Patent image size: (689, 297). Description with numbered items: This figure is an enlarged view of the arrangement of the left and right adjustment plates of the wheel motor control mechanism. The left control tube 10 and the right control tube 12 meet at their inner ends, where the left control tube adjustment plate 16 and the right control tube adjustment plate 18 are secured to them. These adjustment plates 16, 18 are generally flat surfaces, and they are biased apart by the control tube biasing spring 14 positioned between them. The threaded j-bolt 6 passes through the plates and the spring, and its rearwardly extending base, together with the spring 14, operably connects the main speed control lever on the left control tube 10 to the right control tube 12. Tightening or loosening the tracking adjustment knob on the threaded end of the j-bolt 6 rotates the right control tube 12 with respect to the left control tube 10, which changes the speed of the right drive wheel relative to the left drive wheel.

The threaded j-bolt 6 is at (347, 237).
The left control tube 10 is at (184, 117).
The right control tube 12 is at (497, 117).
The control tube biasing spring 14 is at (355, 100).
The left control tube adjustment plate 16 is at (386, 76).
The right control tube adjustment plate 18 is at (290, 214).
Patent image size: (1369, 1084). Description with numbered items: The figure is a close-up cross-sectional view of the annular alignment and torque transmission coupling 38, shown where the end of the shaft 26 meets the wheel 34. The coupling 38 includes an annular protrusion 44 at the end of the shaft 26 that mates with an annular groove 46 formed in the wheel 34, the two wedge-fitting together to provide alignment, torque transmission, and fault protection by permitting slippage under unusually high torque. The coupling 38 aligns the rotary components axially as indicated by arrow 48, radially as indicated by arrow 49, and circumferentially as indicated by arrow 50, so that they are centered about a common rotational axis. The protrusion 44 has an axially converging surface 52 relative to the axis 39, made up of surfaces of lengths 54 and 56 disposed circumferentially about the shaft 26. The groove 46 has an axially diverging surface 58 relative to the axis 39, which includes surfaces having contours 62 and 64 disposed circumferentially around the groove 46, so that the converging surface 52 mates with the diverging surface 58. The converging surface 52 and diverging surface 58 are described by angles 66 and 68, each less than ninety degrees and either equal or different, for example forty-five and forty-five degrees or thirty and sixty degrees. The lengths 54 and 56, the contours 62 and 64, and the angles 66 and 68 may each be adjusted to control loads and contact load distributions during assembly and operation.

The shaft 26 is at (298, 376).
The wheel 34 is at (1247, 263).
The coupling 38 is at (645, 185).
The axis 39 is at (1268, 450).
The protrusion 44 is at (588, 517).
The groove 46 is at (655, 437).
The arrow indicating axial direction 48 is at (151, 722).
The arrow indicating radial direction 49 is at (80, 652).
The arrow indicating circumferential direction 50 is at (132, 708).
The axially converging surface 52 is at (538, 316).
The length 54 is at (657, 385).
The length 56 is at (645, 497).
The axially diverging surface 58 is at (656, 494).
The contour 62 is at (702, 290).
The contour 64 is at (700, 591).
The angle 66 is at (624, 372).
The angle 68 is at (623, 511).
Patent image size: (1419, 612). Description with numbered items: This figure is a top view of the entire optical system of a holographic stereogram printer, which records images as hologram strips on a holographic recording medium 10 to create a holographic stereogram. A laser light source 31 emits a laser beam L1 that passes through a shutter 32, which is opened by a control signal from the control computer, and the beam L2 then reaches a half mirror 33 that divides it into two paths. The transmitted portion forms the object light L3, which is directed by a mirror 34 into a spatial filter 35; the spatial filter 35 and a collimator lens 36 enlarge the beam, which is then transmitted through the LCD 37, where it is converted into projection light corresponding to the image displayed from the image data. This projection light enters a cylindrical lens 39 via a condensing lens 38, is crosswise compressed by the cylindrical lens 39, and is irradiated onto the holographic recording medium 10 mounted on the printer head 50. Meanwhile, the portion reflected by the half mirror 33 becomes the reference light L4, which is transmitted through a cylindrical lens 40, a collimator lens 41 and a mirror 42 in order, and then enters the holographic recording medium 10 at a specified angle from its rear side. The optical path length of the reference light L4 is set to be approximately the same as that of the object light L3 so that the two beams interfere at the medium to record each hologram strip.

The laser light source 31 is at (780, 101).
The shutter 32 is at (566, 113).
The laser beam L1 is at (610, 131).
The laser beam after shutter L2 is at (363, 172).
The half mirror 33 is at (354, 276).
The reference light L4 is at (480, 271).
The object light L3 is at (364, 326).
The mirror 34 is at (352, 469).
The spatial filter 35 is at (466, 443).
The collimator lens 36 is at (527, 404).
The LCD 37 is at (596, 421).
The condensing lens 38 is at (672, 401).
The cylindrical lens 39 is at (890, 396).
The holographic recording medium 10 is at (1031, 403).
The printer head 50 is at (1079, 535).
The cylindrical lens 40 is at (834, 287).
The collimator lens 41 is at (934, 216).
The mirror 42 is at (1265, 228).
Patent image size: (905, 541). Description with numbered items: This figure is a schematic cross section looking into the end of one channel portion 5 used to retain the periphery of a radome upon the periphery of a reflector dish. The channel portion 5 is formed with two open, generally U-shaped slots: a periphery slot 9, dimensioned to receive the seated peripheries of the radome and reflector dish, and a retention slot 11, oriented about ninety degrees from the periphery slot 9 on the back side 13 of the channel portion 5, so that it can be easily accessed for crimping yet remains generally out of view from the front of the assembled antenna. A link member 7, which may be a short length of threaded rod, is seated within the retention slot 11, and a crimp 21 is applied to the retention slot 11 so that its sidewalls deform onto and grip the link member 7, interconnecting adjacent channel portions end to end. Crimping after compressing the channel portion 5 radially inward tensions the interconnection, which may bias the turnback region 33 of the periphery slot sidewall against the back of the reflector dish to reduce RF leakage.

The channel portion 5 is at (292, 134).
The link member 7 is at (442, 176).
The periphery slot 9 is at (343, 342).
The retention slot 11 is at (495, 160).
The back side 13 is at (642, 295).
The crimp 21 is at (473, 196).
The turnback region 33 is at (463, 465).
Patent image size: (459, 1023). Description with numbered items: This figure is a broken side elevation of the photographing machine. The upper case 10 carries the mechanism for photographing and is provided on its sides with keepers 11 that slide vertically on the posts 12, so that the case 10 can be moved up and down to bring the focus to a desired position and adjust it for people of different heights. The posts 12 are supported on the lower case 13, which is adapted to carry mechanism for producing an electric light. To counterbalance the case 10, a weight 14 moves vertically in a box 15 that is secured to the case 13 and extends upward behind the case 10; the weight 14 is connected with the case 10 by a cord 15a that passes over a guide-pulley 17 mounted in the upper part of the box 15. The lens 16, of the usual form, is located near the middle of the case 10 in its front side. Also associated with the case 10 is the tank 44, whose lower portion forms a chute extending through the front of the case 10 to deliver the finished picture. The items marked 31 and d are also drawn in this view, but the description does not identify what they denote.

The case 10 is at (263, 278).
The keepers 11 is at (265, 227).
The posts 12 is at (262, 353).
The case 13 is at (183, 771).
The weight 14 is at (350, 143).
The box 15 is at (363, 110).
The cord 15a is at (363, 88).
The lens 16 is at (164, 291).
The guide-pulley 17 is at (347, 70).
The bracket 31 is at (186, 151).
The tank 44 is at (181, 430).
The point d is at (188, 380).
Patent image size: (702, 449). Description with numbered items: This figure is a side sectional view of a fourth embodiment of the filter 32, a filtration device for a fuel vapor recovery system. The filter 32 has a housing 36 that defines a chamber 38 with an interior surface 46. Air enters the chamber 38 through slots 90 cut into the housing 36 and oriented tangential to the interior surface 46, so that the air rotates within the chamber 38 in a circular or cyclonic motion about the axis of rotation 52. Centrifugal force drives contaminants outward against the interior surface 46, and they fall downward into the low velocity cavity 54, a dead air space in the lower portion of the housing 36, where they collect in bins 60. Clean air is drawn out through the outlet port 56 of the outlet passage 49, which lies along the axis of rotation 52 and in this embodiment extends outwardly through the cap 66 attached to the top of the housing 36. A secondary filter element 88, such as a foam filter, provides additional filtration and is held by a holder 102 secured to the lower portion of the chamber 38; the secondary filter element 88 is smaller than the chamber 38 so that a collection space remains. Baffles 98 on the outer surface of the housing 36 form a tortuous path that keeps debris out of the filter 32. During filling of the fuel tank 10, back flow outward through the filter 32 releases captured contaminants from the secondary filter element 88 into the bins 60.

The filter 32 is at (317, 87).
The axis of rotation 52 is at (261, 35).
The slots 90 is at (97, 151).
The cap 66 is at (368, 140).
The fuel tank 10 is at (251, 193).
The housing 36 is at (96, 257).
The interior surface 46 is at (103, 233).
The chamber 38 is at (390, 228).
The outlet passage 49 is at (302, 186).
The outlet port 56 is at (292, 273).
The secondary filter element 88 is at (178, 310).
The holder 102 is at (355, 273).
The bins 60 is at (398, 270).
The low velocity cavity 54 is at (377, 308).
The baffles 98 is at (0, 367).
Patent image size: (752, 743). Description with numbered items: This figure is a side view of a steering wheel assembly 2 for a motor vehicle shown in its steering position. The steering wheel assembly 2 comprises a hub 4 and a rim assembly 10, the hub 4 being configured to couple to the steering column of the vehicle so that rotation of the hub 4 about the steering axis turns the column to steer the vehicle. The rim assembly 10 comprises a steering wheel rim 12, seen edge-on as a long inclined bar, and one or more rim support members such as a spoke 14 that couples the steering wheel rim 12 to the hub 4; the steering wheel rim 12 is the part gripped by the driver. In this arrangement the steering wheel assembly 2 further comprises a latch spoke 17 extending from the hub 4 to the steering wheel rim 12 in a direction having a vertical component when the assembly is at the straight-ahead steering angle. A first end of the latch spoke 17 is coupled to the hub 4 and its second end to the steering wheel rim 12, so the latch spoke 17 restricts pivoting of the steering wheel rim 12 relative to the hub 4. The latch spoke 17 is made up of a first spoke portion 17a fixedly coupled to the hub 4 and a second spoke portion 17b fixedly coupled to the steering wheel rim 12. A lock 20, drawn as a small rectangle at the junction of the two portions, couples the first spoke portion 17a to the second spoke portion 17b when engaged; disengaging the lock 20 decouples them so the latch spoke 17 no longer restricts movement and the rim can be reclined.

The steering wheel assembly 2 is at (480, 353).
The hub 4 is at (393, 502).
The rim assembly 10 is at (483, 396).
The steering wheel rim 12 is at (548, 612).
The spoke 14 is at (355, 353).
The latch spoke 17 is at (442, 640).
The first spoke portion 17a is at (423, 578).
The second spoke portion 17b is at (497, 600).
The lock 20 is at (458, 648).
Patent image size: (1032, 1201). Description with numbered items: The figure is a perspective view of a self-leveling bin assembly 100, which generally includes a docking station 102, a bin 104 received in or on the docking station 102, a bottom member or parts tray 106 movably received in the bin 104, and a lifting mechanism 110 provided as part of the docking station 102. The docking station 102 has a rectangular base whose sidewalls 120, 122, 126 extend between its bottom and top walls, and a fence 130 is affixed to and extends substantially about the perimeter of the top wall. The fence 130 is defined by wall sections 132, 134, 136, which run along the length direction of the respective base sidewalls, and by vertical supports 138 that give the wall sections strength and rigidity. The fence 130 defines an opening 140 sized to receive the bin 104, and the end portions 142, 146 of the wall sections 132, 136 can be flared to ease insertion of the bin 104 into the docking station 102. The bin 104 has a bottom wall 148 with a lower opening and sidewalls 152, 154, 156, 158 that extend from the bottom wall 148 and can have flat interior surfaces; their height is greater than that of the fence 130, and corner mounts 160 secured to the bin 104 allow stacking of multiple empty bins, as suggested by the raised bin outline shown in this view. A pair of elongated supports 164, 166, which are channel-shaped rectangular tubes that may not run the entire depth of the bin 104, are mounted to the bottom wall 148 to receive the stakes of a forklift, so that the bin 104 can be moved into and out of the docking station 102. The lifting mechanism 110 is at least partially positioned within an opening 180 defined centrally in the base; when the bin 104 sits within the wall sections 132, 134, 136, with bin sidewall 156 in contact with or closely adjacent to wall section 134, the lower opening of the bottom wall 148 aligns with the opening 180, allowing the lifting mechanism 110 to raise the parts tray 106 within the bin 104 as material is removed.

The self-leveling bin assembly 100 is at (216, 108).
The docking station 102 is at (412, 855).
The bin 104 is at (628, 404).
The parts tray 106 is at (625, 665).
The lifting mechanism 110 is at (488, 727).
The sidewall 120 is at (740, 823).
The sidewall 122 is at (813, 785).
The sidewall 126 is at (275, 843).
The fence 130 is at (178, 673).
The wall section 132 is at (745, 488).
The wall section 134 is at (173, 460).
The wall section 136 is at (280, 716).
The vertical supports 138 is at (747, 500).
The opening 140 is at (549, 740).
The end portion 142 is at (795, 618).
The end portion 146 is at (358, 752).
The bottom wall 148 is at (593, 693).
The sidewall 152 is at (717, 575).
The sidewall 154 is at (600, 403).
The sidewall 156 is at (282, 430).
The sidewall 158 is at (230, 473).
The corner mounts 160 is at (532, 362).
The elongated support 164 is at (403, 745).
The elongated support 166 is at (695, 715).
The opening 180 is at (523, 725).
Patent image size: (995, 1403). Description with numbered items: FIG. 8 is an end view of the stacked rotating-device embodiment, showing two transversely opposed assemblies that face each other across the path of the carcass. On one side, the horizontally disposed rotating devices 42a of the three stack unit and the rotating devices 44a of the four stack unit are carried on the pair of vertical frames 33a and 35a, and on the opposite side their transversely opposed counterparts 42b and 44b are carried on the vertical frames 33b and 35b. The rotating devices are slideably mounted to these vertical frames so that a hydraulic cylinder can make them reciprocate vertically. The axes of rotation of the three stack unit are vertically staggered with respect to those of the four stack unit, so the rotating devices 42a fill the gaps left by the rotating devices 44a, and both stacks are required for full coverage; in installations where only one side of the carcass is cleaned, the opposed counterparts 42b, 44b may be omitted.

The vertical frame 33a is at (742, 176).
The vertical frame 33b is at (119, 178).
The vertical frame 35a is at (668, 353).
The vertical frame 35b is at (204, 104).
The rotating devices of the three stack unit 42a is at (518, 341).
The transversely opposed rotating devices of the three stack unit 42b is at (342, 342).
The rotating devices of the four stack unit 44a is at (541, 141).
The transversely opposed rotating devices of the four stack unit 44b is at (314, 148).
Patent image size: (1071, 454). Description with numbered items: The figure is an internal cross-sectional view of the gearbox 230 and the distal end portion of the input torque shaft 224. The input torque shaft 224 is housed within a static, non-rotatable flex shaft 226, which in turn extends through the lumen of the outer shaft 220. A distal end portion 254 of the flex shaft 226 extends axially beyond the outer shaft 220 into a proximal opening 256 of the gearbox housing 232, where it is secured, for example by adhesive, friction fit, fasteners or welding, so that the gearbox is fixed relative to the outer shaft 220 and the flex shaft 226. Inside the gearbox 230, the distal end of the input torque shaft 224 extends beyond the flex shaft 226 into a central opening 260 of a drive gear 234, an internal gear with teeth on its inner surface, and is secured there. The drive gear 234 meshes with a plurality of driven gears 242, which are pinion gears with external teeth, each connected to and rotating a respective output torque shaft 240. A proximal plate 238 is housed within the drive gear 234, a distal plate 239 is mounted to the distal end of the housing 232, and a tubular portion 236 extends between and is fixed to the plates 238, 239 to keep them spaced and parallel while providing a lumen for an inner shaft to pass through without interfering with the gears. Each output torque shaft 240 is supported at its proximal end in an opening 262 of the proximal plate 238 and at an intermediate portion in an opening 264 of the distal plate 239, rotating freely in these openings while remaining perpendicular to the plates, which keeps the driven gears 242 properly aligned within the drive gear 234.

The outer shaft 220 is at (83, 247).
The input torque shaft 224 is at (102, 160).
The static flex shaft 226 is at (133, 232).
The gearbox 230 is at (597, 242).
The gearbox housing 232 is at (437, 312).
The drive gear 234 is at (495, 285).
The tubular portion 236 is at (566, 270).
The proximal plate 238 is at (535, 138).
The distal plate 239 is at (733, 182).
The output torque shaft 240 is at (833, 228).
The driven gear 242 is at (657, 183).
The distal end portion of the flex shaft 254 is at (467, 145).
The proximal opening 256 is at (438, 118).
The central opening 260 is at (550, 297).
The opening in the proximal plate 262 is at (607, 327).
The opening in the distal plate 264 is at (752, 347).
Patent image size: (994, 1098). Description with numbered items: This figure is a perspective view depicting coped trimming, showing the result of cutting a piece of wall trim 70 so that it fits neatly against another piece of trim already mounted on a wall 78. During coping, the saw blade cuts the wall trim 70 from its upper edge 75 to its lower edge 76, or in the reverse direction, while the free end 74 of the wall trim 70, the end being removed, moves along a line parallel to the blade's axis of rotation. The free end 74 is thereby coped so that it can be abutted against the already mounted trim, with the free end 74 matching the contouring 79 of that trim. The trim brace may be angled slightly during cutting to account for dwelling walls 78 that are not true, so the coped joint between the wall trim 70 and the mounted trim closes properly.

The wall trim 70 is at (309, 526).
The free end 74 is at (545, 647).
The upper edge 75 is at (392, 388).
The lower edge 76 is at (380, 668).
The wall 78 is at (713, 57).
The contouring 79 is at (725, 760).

----

Direction » Pull out every line of the entries above that contains the word "transversely", and list them.

Problem solution »
Patent image size: (995, 1403). Description with numbered items: FIG. 8 is an end view of the stacked rotating-device embodiment, showing two transversely opposed assemblies that face each other across the path of the carcass. On one side, the horizontally disposed rotating devices 42a of the three stack unit and the rotating devices 44a of the four stack unit are carried on the pair of vertical frames 33a and 35a, and on the opposite side their transversely opposed counterparts 42b and 44b are carried on the vertical frames 33b and 35b. The rotating devices are slideably mounted to these vertical frames so that a hydraulic cylinder can make them reciprocate vertically. The axes of rotation of the three stack unit are vertically staggered with respect to those of the four stack unit, so the rotating devices 42a fill the gaps left by the rotating devices 44a, and both stacks are required for full coverage; in installations where only one side of the carcass is cleaned, the opposed counterparts 42b, 44b may be omitted.
The transversely opposed rotating devices of the three stack unit 42b is at (342, 342).
The transversely opposed rotating devices of the four stack unit 44b is at (314, 148).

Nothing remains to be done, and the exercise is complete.